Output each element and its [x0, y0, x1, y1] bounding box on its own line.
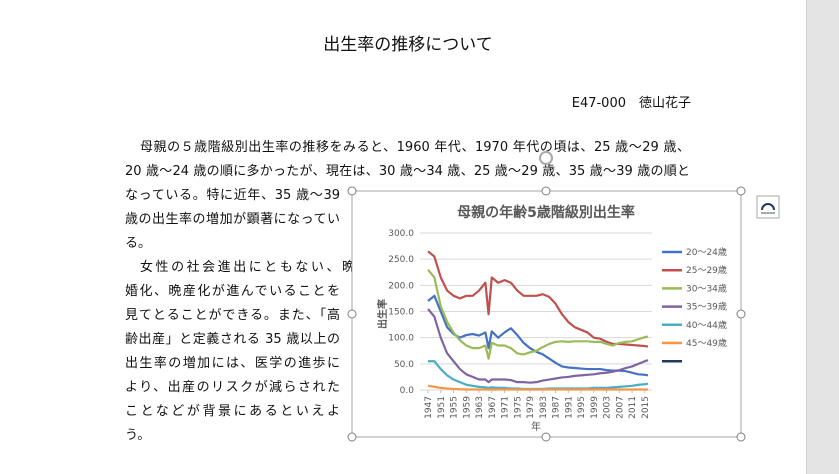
+ + + + +
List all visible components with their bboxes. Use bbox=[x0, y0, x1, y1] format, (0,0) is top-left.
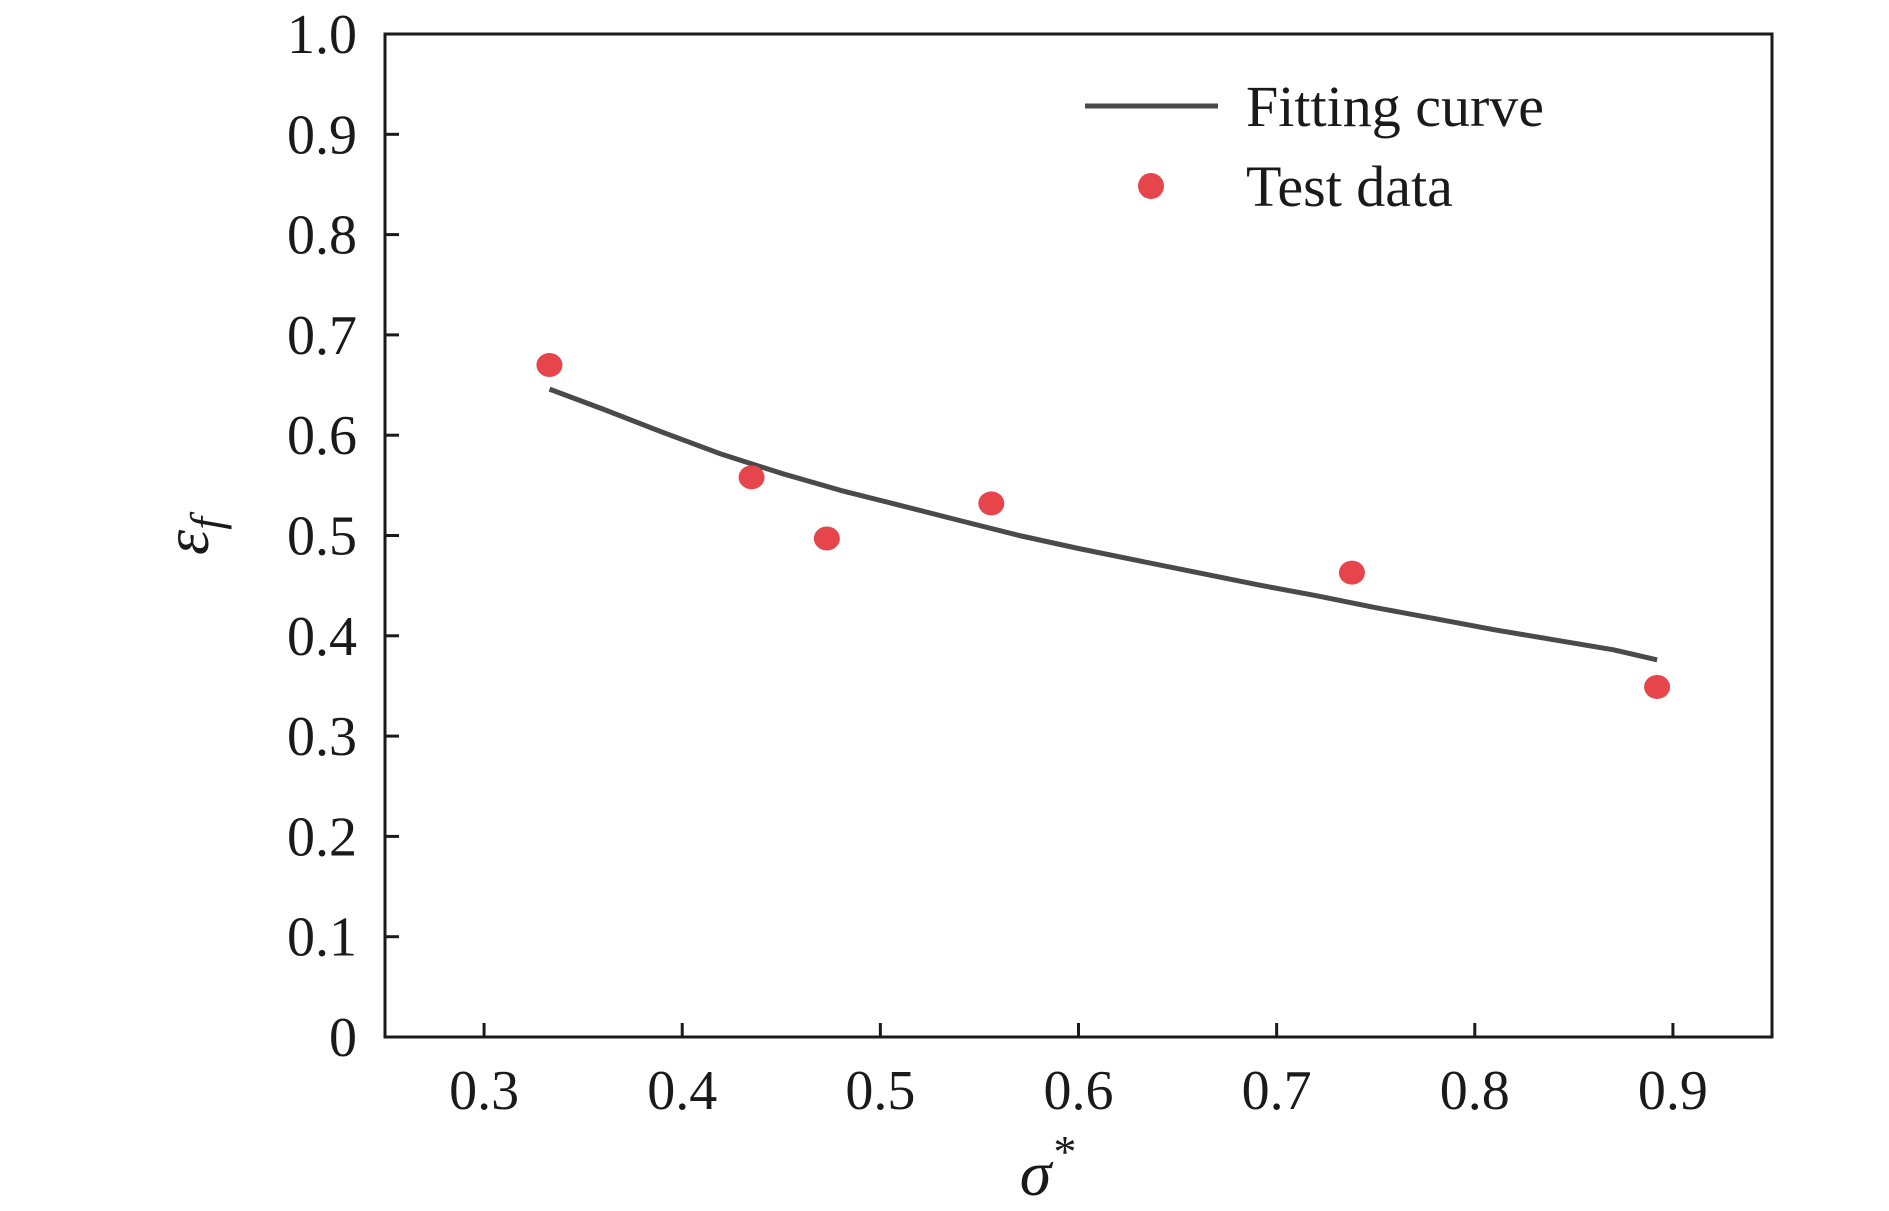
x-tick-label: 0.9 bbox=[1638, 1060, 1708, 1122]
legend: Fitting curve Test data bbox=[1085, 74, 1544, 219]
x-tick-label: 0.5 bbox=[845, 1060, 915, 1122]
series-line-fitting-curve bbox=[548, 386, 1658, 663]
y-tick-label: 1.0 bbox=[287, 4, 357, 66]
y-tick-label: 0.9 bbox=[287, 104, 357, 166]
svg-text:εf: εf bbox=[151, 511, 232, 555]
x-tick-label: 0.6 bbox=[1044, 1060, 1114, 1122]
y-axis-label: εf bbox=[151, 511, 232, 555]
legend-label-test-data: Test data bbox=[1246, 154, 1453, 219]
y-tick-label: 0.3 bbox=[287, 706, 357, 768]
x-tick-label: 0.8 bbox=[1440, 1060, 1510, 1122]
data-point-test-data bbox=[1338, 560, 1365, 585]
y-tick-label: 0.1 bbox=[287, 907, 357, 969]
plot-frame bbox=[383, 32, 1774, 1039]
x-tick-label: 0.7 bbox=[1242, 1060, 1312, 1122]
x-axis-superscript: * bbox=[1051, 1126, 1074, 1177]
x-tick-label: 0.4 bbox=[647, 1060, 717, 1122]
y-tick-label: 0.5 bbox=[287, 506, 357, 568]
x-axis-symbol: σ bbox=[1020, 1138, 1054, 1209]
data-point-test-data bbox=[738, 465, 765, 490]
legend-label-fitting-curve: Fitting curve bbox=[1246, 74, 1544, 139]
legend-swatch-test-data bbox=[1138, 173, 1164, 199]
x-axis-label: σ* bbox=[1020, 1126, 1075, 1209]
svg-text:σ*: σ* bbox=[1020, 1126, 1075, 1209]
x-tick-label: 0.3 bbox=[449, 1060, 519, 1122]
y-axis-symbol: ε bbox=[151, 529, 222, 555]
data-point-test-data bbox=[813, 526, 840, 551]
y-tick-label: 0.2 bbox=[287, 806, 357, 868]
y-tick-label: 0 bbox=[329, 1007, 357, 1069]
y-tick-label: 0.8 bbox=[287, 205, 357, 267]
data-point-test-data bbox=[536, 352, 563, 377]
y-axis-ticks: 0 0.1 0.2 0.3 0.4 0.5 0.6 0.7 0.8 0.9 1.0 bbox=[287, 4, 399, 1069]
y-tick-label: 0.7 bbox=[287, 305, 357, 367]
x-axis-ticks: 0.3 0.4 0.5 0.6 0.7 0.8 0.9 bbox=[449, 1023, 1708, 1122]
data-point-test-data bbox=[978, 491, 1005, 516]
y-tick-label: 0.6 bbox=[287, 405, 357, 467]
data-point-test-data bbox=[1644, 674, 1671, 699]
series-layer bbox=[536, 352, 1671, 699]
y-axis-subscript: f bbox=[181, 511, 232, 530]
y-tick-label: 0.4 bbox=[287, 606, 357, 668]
+ + + + +
DESCRIPTION OF THE TASK: Retype the lines of the items above, from the line that contains "List all visible" through the line that contains "x-tick-label: 0.3 bbox=[449, 1060, 519, 1122]", inclusive, leaving out the pictures.

CORRECT RESPONSE:
List all visible components with their bboxes. Use bbox=[x0, y0, x1, y1] format, (0,0) is top-left.
x-tick-label: 0.9 bbox=[1638, 1060, 1708, 1122]
legend: Fitting curve Test data bbox=[1085, 74, 1544, 219]
x-tick-label: 0.5 bbox=[845, 1060, 915, 1122]
series-line-fitting-curve bbox=[548, 386, 1658, 663]
y-tick-label: 1.0 bbox=[287, 4, 357, 66]
y-tick-label: 0.9 bbox=[287, 104, 357, 166]
svg-text:εf: εf bbox=[151, 511, 232, 555]
x-tick-label: 0.6 bbox=[1044, 1060, 1114, 1122]
y-axis-label: εf bbox=[151, 511, 232, 555]
legend-label-test-data: Test data bbox=[1246, 154, 1453, 219]
y-tick-label: 0.3 bbox=[287, 706, 357, 768]
x-tick-label: 0.8 bbox=[1440, 1060, 1510, 1122]
data-point-test-data bbox=[1338, 560, 1365, 585]
y-tick-label: 0.1 bbox=[287, 907, 357, 969]
plot-frame bbox=[383, 32, 1774, 1039]
x-tick-label: 0.7 bbox=[1242, 1060, 1312, 1122]
x-axis-superscript: * bbox=[1051, 1126, 1074, 1177]
x-tick-label: 0.4 bbox=[647, 1060, 717, 1122]
y-tick-label: 0.5 bbox=[287, 506, 357, 568]
x-axis-symbol: σ bbox=[1020, 1138, 1054, 1209]
data-point-test-data bbox=[738, 465, 765, 490]
legend-label-fitting-curve: Fitting curve bbox=[1246, 74, 1544, 139]
legend-swatch-test-data bbox=[1138, 173, 1164, 199]
x-axis-label: σ* bbox=[1020, 1126, 1075, 1209]
svg-text:σ*: σ* bbox=[1020, 1126, 1075, 1209]
x-tick-label: 0.3 bbox=[449, 1060, 519, 1122]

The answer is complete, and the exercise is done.